##### Input records

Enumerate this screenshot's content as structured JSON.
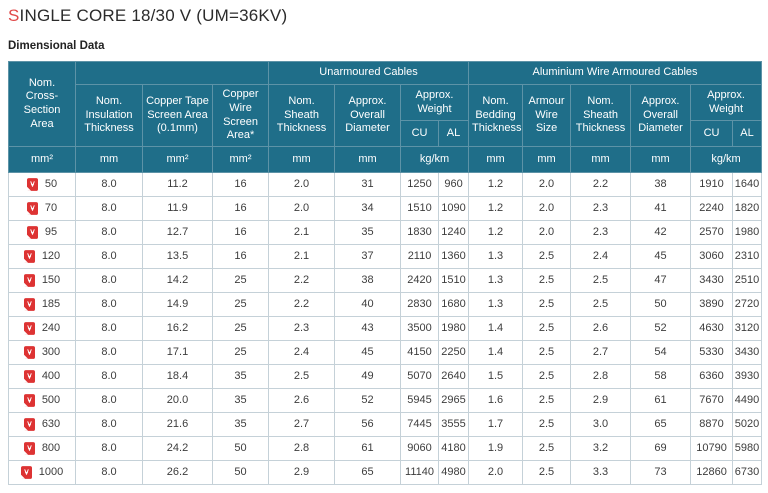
{
  "page": {
    "title_accent": "S",
    "title_rest": "INGLE CORE 18/30 V (UM=36KV)",
    "subtitle": "Dimensional Data"
  },
  "colors": {
    "header_teal": "#1f6e89",
    "header_border": "#5d93a7",
    "accent_red": "#e04848",
    "pdf_icon_red": "#dd3333",
    "area_label_teal": "#45798e",
    "data_border": "#c5d1d8"
  },
  "icons": {
    "pdf": "pdf-file-icon"
  },
  "table": {
    "groups": {
      "unarmoured": "Unarmoured Cables",
      "armoured": "Aluminium Wire Armoured Cables"
    },
    "columns": {
      "cross_section": "Nom. Cross-Section Area",
      "insulation": "Nom. Insulation Thickness",
      "copper_tape": "Copper Tape Screen Area (0.1mm)",
      "copper_wire": "Copper Wire Screen Area*",
      "sheath_unarmoured": "Nom. Sheath Thickness",
      "diameter_unarmoured": "Approx. Overall Diameter",
      "weight_unarmoured": "Approx. Weight",
      "cu": "CU",
      "al": "AL",
      "bedding": "Nom. Bedding Thickness",
      "armour_wire": "Armour Wire Size",
      "sheath_armoured": "Nom. Sheath Thickness",
      "diameter_armoured": "Approx. Overall Diameter",
      "weight_armoured": "Approx. Weight"
    },
    "units": [
      "mm²",
      "mm",
      "mm²",
      "mm²",
      "mm",
      "mm",
      "kg/km",
      "mm",
      "mm",
      "mm",
      "mm",
      "kg/km"
    ],
    "rows": [
      {
        "area": "50",
        "values": [
          "8.0",
          "11.2",
          "16",
          "2.0",
          "31",
          "1250",
          "960",
          "1.2",
          "2.0",
          "2.2",
          "38",
          "1910",
          "1640"
        ]
      },
      {
        "area": "70",
        "values": [
          "8.0",
          "11.9",
          "16",
          "2.0",
          "34",
          "1510",
          "1090",
          "1.2",
          "2.0",
          "2.3",
          "41",
          "2240",
          "1820"
        ]
      },
      {
        "area": "95",
        "values": [
          "8.0",
          "12.7",
          "16",
          "2.1",
          "35",
          "1830",
          "1240",
          "1.2",
          "2.0",
          "2.3",
          "42",
          "2570",
          "1980"
        ]
      },
      {
        "area": "120",
        "values": [
          "8.0",
          "13.5",
          "16",
          "2.1",
          "37",
          "2110",
          "1360",
          "1.3",
          "2.5",
          "2.4",
          "45",
          "3060",
          "2310"
        ]
      },
      {
        "area": "150",
        "values": [
          "8.0",
          "14.2",
          "25",
          "2.2",
          "38",
          "2420",
          "1510",
          "1.3",
          "2.5",
          "2.5",
          "47",
          "3430",
          "2510"
        ]
      },
      {
        "area": "185",
        "values": [
          "8.0",
          "14.9",
          "25",
          "2.2",
          "40",
          "2830",
          "1680",
          "1.3",
          "2.5",
          "2.5",
          "50",
          "3890",
          "2720"
        ]
      },
      {
        "area": "240",
        "values": [
          "8.0",
          "16.2",
          "25",
          "2.3",
          "43",
          "3500",
          "1980",
          "1.4",
          "2.5",
          "2.6",
          "52",
          "4630",
          "3120"
        ]
      },
      {
        "area": "300",
        "values": [
          "8.0",
          "17.1",
          "25",
          "2.4",
          "45",
          "4150",
          "2250",
          "1.4",
          "2.5",
          "2.7",
          "54",
          "5330",
          "3430"
        ]
      },
      {
        "area": "400",
        "values": [
          "8.0",
          "18.4",
          "35",
          "2.5",
          "49",
          "5070",
          "2640",
          "1.5",
          "2.5",
          "2.8",
          "58",
          "6360",
          "3930"
        ]
      },
      {
        "area": "500",
        "values": [
          "8.0",
          "20.0",
          "35",
          "2.6",
          "52",
          "5945",
          "2965",
          "1.6",
          "2.5",
          "2.9",
          "61",
          "7670",
          "4490"
        ]
      },
      {
        "area": "630",
        "values": [
          "8.0",
          "21.6",
          "35",
          "2.7",
          "56",
          "7445",
          "3555",
          "1.7",
          "2.5",
          "3.0",
          "65",
          "8870",
          "5020"
        ]
      },
      {
        "area": "800",
        "values": [
          "8.0",
          "24.2",
          "50",
          "2.8",
          "61",
          "9060",
          "4180",
          "1.9",
          "2.5",
          "3.2",
          "69",
          "10790",
          "5980"
        ]
      },
      {
        "area": "1000",
        "values": [
          "8.0",
          "26.2",
          "50",
          "2.9",
          "65",
          "11140",
          "4980",
          "2.0",
          "2.5",
          "3.3",
          "73",
          "12860",
          "6730"
        ]
      }
    ]
  }
}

##########

• Given task:
Find the word "Sheath" and list each line it appears in.

• Response to this exercise:
      "sheath_unarmoured": "Nom. Sheath Thickness",
      "sheath_armoured": "Nom. Sheath Thickness",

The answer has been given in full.